- **TASK MATERIAL**:

▼

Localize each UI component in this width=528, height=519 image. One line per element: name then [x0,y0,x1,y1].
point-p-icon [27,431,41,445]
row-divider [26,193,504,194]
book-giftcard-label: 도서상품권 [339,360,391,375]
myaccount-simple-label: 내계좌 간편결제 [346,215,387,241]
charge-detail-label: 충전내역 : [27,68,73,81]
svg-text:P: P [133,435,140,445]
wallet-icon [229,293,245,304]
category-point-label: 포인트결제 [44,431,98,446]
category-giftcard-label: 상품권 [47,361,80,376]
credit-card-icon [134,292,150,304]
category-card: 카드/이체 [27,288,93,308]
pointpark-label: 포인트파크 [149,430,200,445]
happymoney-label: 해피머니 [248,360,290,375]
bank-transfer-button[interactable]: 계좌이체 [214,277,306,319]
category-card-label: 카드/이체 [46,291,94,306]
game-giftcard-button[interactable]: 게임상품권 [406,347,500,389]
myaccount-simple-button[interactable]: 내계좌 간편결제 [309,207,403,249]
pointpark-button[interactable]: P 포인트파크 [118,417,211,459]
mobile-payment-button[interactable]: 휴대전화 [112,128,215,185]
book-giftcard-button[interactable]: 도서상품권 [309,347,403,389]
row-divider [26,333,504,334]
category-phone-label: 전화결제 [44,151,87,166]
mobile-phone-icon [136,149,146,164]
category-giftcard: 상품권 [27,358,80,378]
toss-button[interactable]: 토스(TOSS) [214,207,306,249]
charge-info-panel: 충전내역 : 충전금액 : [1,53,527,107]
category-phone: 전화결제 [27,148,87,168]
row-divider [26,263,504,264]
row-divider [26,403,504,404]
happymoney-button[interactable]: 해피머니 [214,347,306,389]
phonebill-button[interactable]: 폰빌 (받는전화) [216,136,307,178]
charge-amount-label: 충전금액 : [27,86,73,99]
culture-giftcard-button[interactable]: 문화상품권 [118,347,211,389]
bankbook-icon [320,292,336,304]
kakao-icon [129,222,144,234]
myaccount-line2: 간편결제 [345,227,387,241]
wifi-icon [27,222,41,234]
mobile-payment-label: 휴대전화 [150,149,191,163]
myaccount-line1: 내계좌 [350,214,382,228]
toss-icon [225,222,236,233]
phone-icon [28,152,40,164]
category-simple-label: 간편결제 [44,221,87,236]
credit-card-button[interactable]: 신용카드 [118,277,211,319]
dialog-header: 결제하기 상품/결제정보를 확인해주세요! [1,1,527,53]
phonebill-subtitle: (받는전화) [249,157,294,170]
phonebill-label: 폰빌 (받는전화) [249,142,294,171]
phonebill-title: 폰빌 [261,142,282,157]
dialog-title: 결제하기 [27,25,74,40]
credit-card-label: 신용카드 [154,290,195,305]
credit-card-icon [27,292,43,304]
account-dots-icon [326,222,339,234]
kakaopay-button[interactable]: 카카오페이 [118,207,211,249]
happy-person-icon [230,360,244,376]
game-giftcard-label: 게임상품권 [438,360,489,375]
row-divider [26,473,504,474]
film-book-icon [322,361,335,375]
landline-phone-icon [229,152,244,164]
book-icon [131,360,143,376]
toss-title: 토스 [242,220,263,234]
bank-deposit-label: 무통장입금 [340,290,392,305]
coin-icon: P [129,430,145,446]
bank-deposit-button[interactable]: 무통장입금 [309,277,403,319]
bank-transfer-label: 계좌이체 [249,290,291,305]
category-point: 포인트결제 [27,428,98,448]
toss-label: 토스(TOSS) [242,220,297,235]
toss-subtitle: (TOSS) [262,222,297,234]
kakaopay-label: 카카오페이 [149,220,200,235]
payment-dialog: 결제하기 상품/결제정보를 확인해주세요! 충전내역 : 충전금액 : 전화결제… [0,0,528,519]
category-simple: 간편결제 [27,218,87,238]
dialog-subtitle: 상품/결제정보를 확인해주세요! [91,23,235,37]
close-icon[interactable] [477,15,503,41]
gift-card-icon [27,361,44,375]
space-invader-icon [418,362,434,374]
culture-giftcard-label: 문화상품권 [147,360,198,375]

▲

- **TASK REQUIREMENTS**:
Rewrite all of the lines above, changing every "row-divider" to "horizontal-rule" and leaving everything else as it is.

- **RESULT**:
Localize each UI component in this width=528, height=519 image. One line per element: name then [x0,y0,x1,y1].
point-p-icon [27,431,41,445]
horizontal-rule [26,193,504,194]
book-giftcard-label: 도서상품권 [339,360,391,375]
myaccount-simple-label: 내계좌 간편결제 [346,215,387,241]
charge-detail-label: 충전내역 : [27,68,73,81]
svg-text:P: P [133,435,140,445]
wallet-icon [229,293,245,304]
category-point-label: 포인트결제 [44,431,98,446]
category-giftcard-label: 상품권 [47,361,80,376]
credit-card-icon [134,292,150,304]
category-card: 카드/이체 [27,288,93,308]
pointpark-label: 포인트파크 [149,430,200,445]
happymoney-label: 해피머니 [248,360,290,375]
bank-transfer-button[interactable]: 계좌이체 [214,277,306,319]
category-card-label: 카드/이체 [46,291,94,306]
game-giftcard-button[interactable]: 게임상품권 [406,347,500,389]
myaccount-simple-button[interactable]: 내계좌 간편결제 [309,207,403,249]
pointpark-button[interactable]: P 포인트파크 [118,417,211,459]
mobile-payment-button[interactable]: 휴대전화 [112,128,215,185]
book-giftcard-button[interactable]: 도서상품권 [309,347,403,389]
horizontal-rule [26,333,504,334]
category-phone-label: 전화결제 [44,151,87,166]
mobile-phone-icon [136,149,146,164]
category-giftcard: 상품권 [27,358,80,378]
toss-button[interactable]: 토스(TOSS) [214,207,306,249]
charge-info-panel: 충전내역 : 충전금액 : [1,53,527,107]
category-phone: 전화결제 [27,148,87,168]
horizontal-rule [26,263,504,264]
horizontal-rule [26,403,504,404]
happymoney-button[interactable]: 해피머니 [214,347,306,389]
phonebill-button[interactable]: 폰빌 (받는전화) [216,136,307,178]
charge-amount-label: 충전금액 : [27,86,73,99]
culture-giftcard-button[interactable]: 문화상품권 [118,347,211,389]
bankbook-icon [320,292,336,304]
kakao-icon [129,222,144,234]
myaccount-line2: 간편결제 [345,227,387,241]
wifi-icon [27,222,41,234]
mobile-payment-label: 휴대전화 [150,149,191,163]
myaccount-line1: 내계좌 [350,214,382,228]
toss-icon [225,222,236,233]
phone-icon [28,152,40,164]
category-simple-label: 간편결제 [44,221,87,236]
credit-card-button[interactable]: 신용카드 [118,277,211,319]
dialog-header: 결제하기 상품/결제정보를 확인해주세요! [1,1,527,53]
phonebill-subtitle: (받는전화) [249,157,294,170]
phonebill-label: 폰빌 (받는전화) [249,142,294,171]
phonebill-title: 폰빌 [261,142,282,157]
dialog-title: 결제하기 [27,25,74,40]
credit-card-label: 신용카드 [154,290,195,305]
credit-card-icon [27,292,43,304]
account-dots-icon [326,222,339,234]
kakaopay-button[interactable]: 카카오페이 [118,207,211,249]
happy-person-icon [230,360,244,376]
game-giftcard-label: 게임상품권 [438,360,489,375]
horizontal-rule [26,473,504,474]
film-book-icon [322,361,335,375]
landline-phone-icon [229,152,244,164]
book-icon [131,360,143,376]
toss-title: 토스 [242,220,263,234]
bank-deposit-label: 무통장입금 [340,290,392,305]
coin-icon: P [129,430,145,446]
bank-deposit-button[interactable]: 무통장입금 [309,277,403,319]
bank-transfer-label: 계좌이체 [249,290,291,305]
category-point: 포인트결제 [27,428,98,448]
toss-label: 토스(TOSS) [242,220,297,235]
toss-subtitle: (TOSS) [262,222,297,234]
kakaopay-label: 카카오페이 [149,220,200,235]
payment-dialog: 결제하기 상품/결제정보를 확인해주세요! 충전내역 : 충전금액 : 전화결제… [0,0,528,519]
category-simple: 간편결제 [27,218,87,238]
dialog-subtitle: 상품/결제정보를 확인해주세요! [91,23,235,37]
close-icon[interactable] [477,15,503,41]
gift-card-icon [27,361,44,375]
space-invader-icon [418,362,434,374]
culture-giftcard-label: 문화상품권 [147,360,198,375]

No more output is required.